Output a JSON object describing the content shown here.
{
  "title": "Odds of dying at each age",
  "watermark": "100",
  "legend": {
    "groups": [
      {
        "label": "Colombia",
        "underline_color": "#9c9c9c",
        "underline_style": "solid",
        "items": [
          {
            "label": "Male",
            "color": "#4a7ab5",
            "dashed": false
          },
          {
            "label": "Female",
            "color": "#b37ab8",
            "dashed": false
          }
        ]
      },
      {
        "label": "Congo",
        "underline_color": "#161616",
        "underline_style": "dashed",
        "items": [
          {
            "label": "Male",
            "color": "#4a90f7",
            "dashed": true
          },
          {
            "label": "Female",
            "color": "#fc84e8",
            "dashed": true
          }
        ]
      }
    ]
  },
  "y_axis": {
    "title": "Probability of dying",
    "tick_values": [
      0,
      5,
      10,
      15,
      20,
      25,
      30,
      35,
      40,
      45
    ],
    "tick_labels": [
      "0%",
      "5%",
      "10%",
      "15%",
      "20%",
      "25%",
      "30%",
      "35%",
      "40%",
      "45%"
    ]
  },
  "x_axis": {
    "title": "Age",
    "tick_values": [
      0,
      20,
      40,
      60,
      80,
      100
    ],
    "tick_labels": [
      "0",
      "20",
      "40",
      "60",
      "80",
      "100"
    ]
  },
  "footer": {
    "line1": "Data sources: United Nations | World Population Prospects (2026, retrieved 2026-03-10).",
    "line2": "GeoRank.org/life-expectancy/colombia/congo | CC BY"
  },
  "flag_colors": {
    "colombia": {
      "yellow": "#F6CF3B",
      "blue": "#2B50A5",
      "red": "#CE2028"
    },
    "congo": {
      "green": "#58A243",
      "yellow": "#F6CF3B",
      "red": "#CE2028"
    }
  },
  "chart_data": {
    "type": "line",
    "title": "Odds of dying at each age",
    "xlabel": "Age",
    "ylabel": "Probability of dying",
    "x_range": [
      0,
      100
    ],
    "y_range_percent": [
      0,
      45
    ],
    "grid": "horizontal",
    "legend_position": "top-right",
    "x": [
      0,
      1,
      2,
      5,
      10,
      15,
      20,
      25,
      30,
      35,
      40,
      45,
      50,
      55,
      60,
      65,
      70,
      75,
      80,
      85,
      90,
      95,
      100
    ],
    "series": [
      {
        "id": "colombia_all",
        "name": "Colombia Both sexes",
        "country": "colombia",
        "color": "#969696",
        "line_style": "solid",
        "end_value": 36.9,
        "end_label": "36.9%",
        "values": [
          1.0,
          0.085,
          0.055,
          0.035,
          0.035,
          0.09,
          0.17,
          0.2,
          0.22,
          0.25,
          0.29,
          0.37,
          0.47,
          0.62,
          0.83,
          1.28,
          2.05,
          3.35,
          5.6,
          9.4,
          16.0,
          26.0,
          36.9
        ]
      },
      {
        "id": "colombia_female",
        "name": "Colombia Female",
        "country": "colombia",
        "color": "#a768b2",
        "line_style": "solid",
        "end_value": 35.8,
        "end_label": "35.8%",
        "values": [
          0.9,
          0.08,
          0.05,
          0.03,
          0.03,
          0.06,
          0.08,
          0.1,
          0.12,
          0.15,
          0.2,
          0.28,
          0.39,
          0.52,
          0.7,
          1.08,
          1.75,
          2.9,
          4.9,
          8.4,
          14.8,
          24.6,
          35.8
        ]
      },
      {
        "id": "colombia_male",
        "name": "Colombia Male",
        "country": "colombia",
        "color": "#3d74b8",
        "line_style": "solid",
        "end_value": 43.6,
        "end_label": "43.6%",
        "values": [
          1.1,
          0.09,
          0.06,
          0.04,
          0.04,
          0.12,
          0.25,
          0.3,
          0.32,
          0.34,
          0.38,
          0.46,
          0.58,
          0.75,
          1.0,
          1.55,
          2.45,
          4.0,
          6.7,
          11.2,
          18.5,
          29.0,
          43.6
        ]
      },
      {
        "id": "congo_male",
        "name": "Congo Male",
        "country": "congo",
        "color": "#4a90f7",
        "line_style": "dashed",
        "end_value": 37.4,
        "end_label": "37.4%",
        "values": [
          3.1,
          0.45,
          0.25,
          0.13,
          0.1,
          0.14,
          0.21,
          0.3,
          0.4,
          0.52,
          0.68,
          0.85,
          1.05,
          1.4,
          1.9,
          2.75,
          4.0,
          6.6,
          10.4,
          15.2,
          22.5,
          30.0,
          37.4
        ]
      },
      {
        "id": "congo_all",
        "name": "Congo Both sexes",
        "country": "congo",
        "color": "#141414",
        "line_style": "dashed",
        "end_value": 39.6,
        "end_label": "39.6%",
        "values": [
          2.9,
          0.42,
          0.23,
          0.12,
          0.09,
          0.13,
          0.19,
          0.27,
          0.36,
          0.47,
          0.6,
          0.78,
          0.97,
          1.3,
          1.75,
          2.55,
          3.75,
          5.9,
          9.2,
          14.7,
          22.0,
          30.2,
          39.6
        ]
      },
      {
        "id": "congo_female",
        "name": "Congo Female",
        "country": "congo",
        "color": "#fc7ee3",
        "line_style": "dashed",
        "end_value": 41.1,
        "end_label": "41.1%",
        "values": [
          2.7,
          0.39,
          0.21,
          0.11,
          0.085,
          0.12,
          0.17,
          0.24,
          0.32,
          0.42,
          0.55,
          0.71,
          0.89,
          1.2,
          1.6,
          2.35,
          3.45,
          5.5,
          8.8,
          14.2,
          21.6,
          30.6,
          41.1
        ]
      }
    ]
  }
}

## STATED TASK
Pull out all lines of the data with the string "sexes".

## TASK SOLUTION
        "name": "Colombia Both sexes",
        "name": "Congo Both sexes",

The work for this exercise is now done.